**Material for this task:**
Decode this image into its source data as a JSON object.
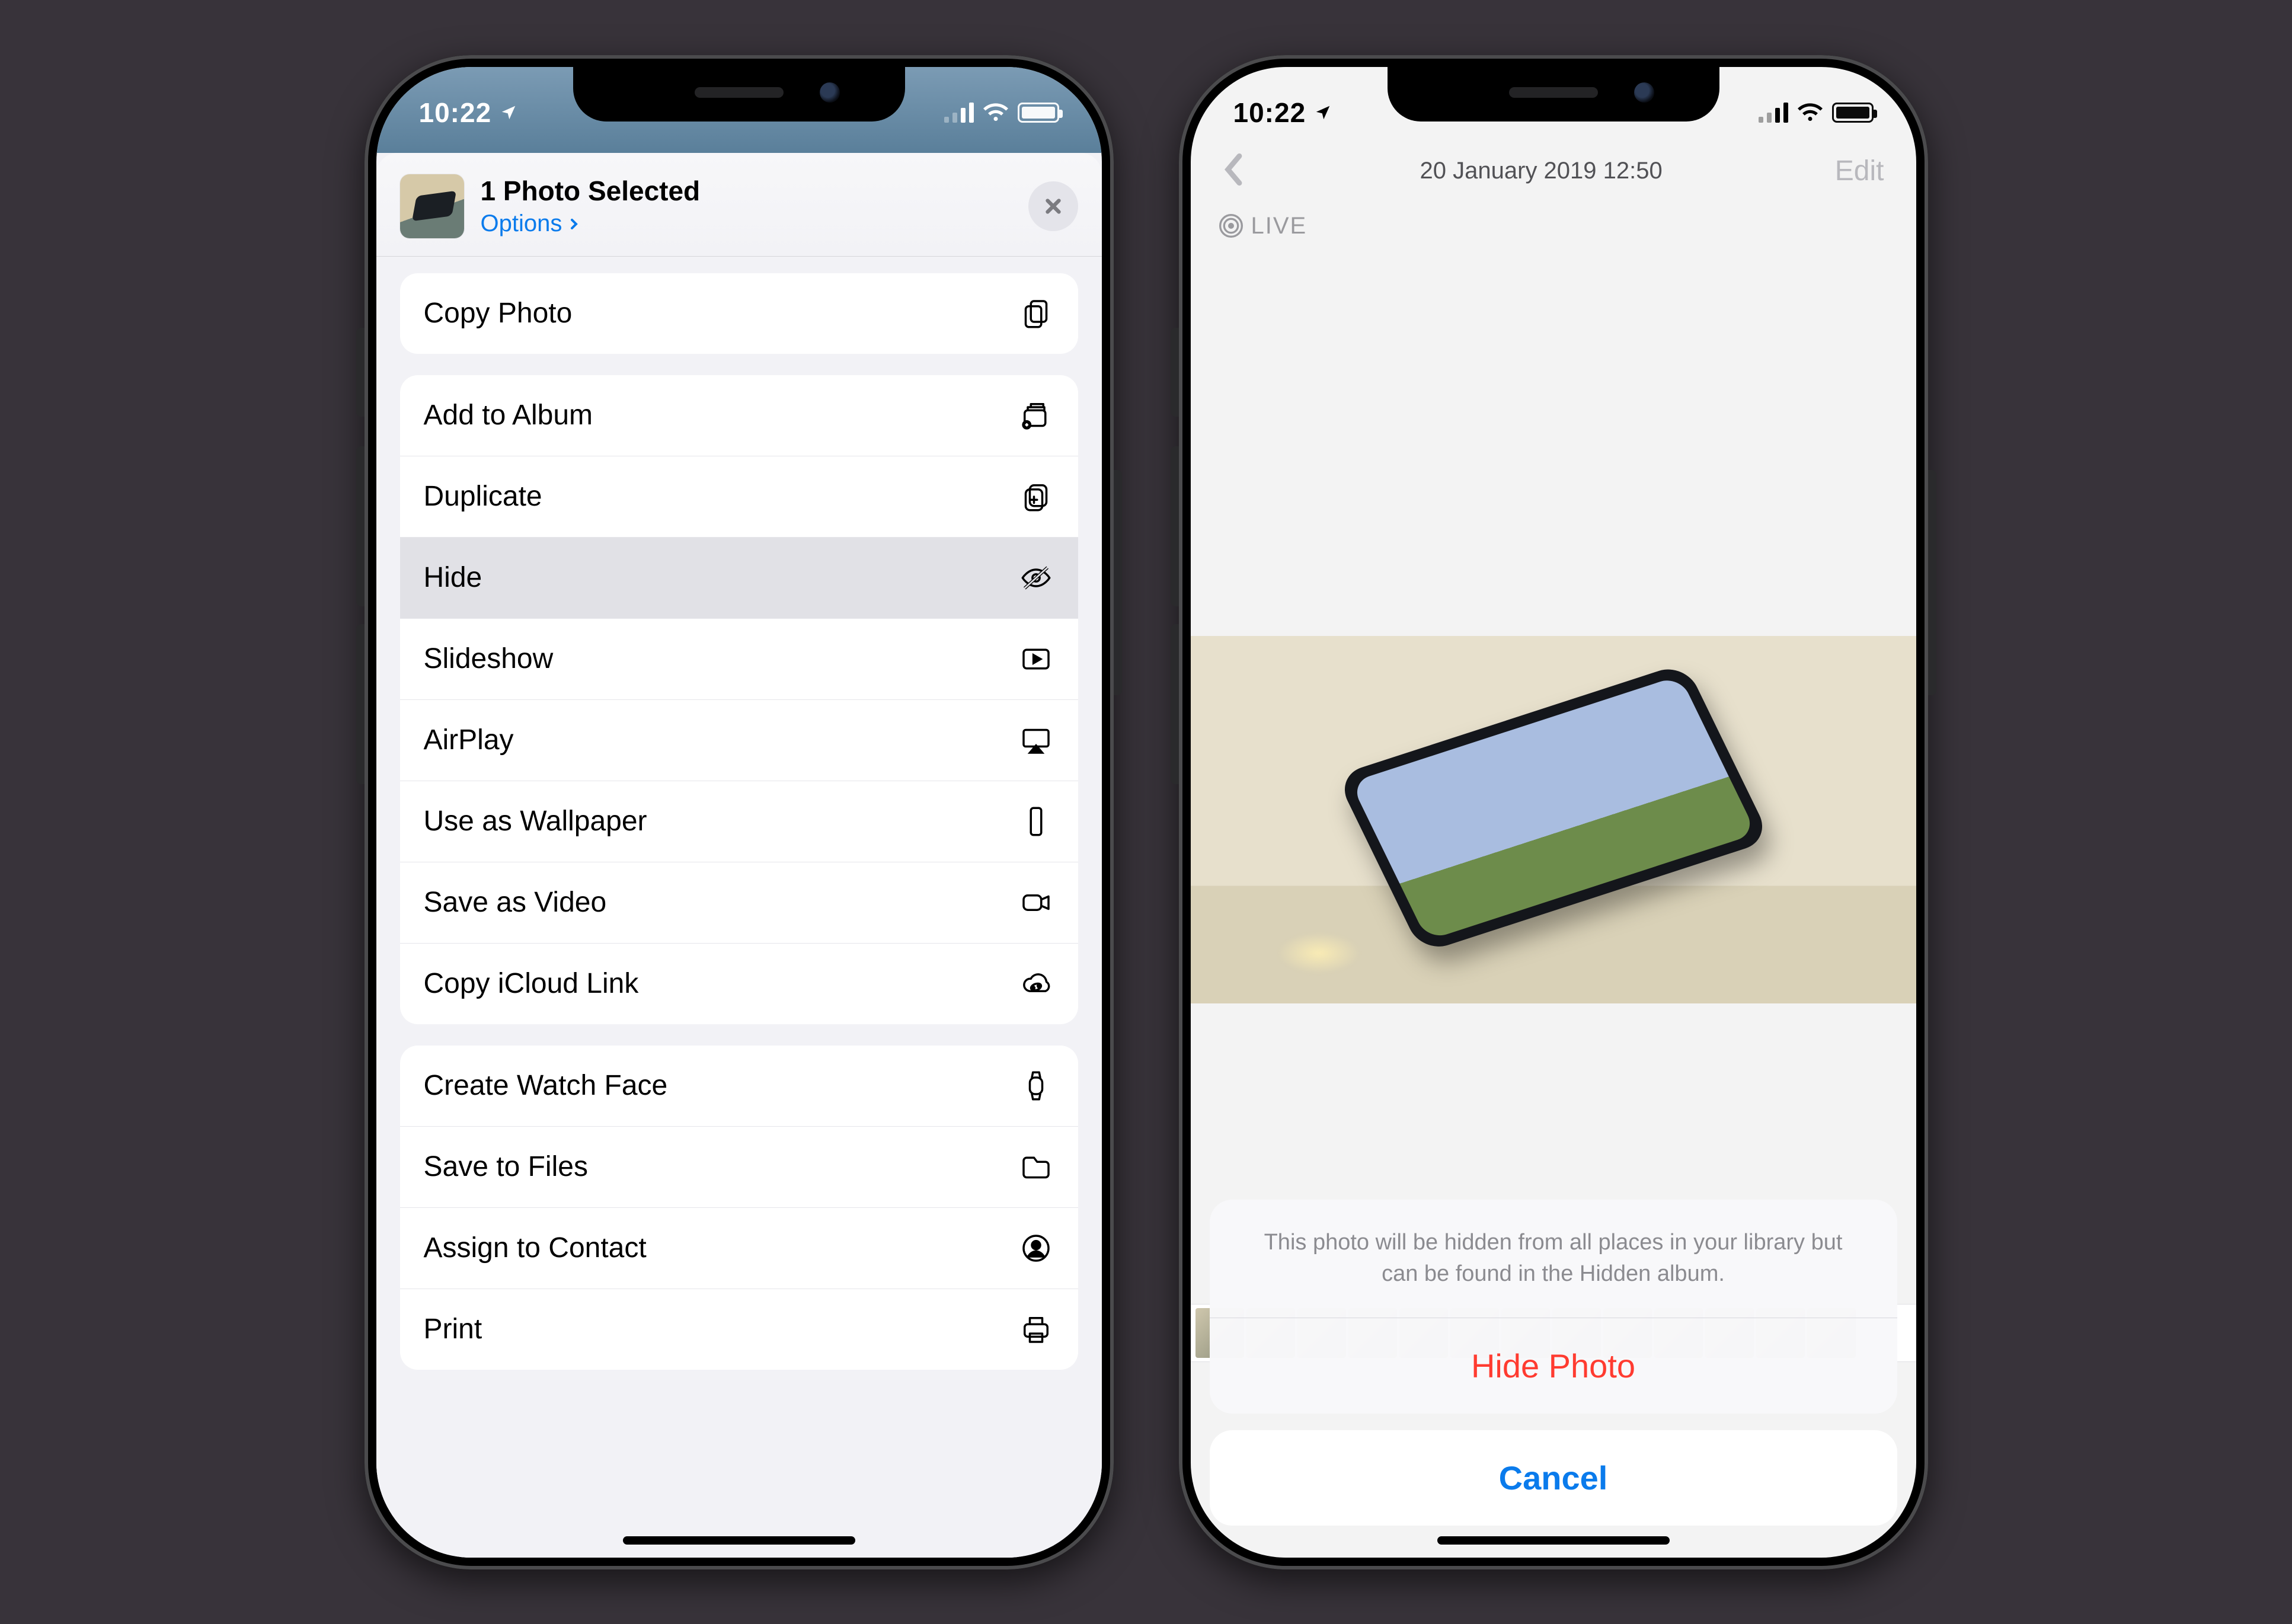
{
  "status": {
    "time": "10:22"
  },
  "share": {
    "title": "1 Photo Selected",
    "options": "Options",
    "groups": [
      [
        {
          "name": "copy-photo",
          "label": "Copy Photo",
          "icon": "copy",
          "pressed": false
        }
      ],
      [
        {
          "name": "add-album",
          "label": "Add to Album",
          "icon": "album",
          "pressed": false
        },
        {
          "name": "duplicate",
          "label": "Duplicate",
          "icon": "dup",
          "pressed": false
        },
        {
          "name": "hide",
          "label": "Hide",
          "icon": "eyeoff",
          "pressed": true
        },
        {
          "name": "slideshow",
          "label": "Slideshow",
          "icon": "play",
          "pressed": false
        },
        {
          "name": "airplay",
          "label": "AirPlay",
          "icon": "airplay",
          "pressed": false
        },
        {
          "name": "wallpaper",
          "label": "Use as Wallpaper",
          "icon": "phone",
          "pressed": false
        },
        {
          "name": "save-video",
          "label": "Save as Video",
          "icon": "video",
          "pressed": false
        },
        {
          "name": "icloud-link",
          "label": "Copy iCloud Link",
          "icon": "cloud",
          "pressed": false
        }
      ],
      [
        {
          "name": "watch-face",
          "label": "Create Watch Face",
          "icon": "watch",
          "pressed": false
        },
        {
          "name": "save-files",
          "label": "Save to Files",
          "icon": "folder",
          "pressed": false
        },
        {
          "name": "assign",
          "label": "Assign to Contact",
          "icon": "contact",
          "pressed": false
        },
        {
          "name": "print",
          "label": "Print",
          "icon": "printer",
          "pressed": false
        }
      ]
    ]
  },
  "photoView": {
    "dateTitle": "20 January 2019  12:50",
    "edit": "Edit",
    "live": "LIVE"
  },
  "actionSheet": {
    "message": "This photo will be hidden from all places in your library but can be found in the Hidden album.",
    "destructive": "Hide Photo",
    "cancel": "Cancel"
  }
}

**Goal:**
Reproduce every entry word for word, but skip any pictures.

**Written response:**
Decode this image into its source data as a JSON object.
{
  "status": {
    "time": "10:22"
  },
  "share": {
    "title": "1 Photo Selected",
    "options": "Options",
    "groups": [
      [
        {
          "name": "copy-photo",
          "label": "Copy Photo",
          "icon": "copy",
          "pressed": false
        }
      ],
      [
        {
          "name": "add-album",
          "label": "Add to Album",
          "icon": "album",
          "pressed": false
        },
        {
          "name": "duplicate",
          "label": "Duplicate",
          "icon": "dup",
          "pressed": false
        },
        {
          "name": "hide",
          "label": "Hide",
          "icon": "eyeoff",
          "pressed": true
        },
        {
          "name": "slideshow",
          "label": "Slideshow",
          "icon": "play",
          "pressed": false
        },
        {
          "name": "airplay",
          "label": "AirPlay",
          "icon": "airplay",
          "pressed": false
        },
        {
          "name": "wallpaper",
          "label": "Use as Wallpaper",
          "icon": "phone",
          "pressed": false
        },
        {
          "name": "save-video",
          "label": "Save as Video",
          "icon": "video",
          "pressed": false
        },
        {
          "name": "icloud-link",
          "label": "Copy iCloud Link",
          "icon": "cloud",
          "pressed": false
        }
      ],
      [
        {
          "name": "watch-face",
          "label": "Create Watch Face",
          "icon": "watch",
          "pressed": false
        },
        {
          "name": "save-files",
          "label": "Save to Files",
          "icon": "folder",
          "pressed": false
        },
        {
          "name": "assign",
          "label": "Assign to Contact",
          "icon": "contact",
          "pressed": false
        },
        {
          "name": "print",
          "label": "Print",
          "icon": "printer",
          "pressed": false
        }
      ]
    ]
  },
  "photoView": {
    "dateTitle": "20 January 2019  12:50",
    "edit": "Edit",
    "live": "LIVE"
  },
  "actionSheet": {
    "message": "This photo will be hidden from all places in your library but can be found in the Hidden album.",
    "destructive": "Hide Photo",
    "cancel": "Cancel"
  }
}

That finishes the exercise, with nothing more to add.